▶ [Your goal]
Transcribe the whole listing below without changing a word, but leave out every image.

▶ [Dataset records]
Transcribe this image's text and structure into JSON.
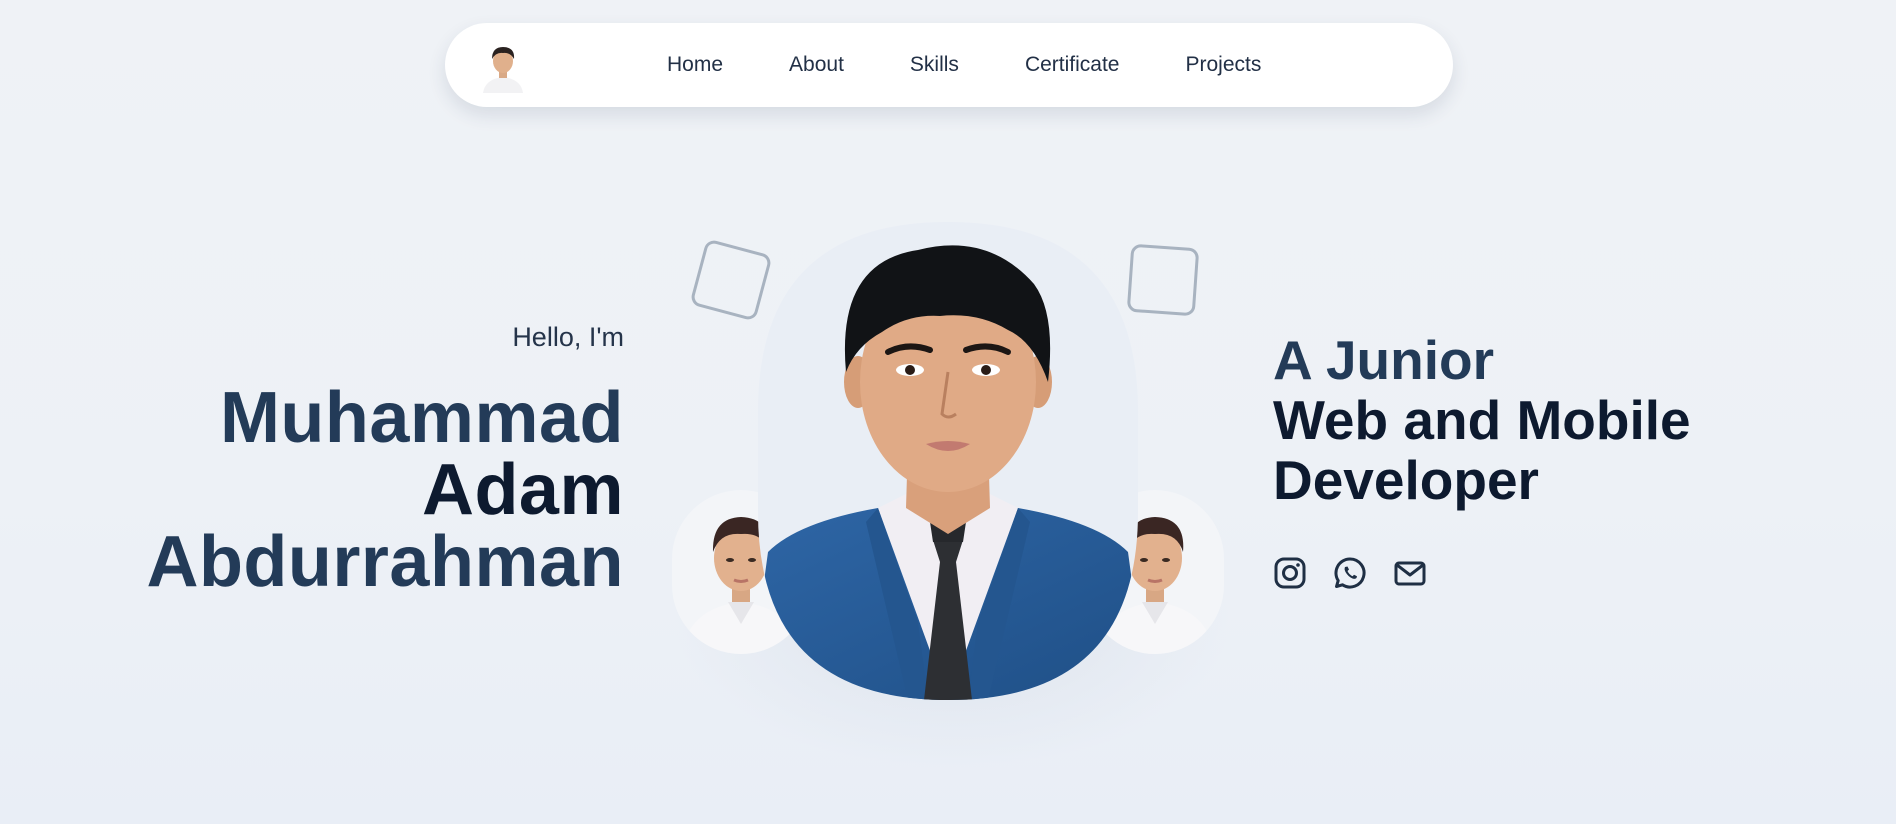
{
  "nav": {
    "avatar_icon": "profile-photo",
    "links": [
      "Home",
      "About",
      "Skills",
      "Certificate",
      "Projects"
    ]
  },
  "hero": {
    "greeting": "Hello, I'm",
    "name": {
      "first": "Muhammad",
      "middle": "Adam",
      "last": "Abdurrahman"
    },
    "role": {
      "line1": "A Junior",
      "line2": "Web and Mobile",
      "line3": "Developer"
    }
  },
  "socials": {
    "icons": [
      "instagram-icon",
      "whatsapp-icon",
      "mail-icon"
    ]
  },
  "colors": {
    "background": "#eef2f7",
    "navy": "#233b58",
    "dark_navy": "#0d1a2f",
    "suit_blue": "#2f66a3",
    "deco_gray": "#a8b3c0"
  }
}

▶ [Expected answer]
Transcribe this image's text and structure into JSON.
{
  "nav": {
    "avatar_icon": "profile-photo",
    "links": [
      "Home",
      "About",
      "Skills",
      "Certificate",
      "Projects"
    ]
  },
  "hero": {
    "greeting": "Hello, I'm",
    "name": {
      "first": "Muhammad",
      "middle": "Adam",
      "last": "Abdurrahman"
    },
    "role": {
      "line1": "A Junior",
      "line2": "Web and Mobile",
      "line3": "Developer"
    }
  },
  "socials": {
    "icons": [
      "instagram-icon",
      "whatsapp-icon",
      "mail-icon"
    ]
  },
  "colors": {
    "background": "#eef2f7",
    "navy": "#233b58",
    "dark_navy": "#0d1a2f",
    "suit_blue": "#2f66a3",
    "deco_gray": "#a8b3c0"
  }
}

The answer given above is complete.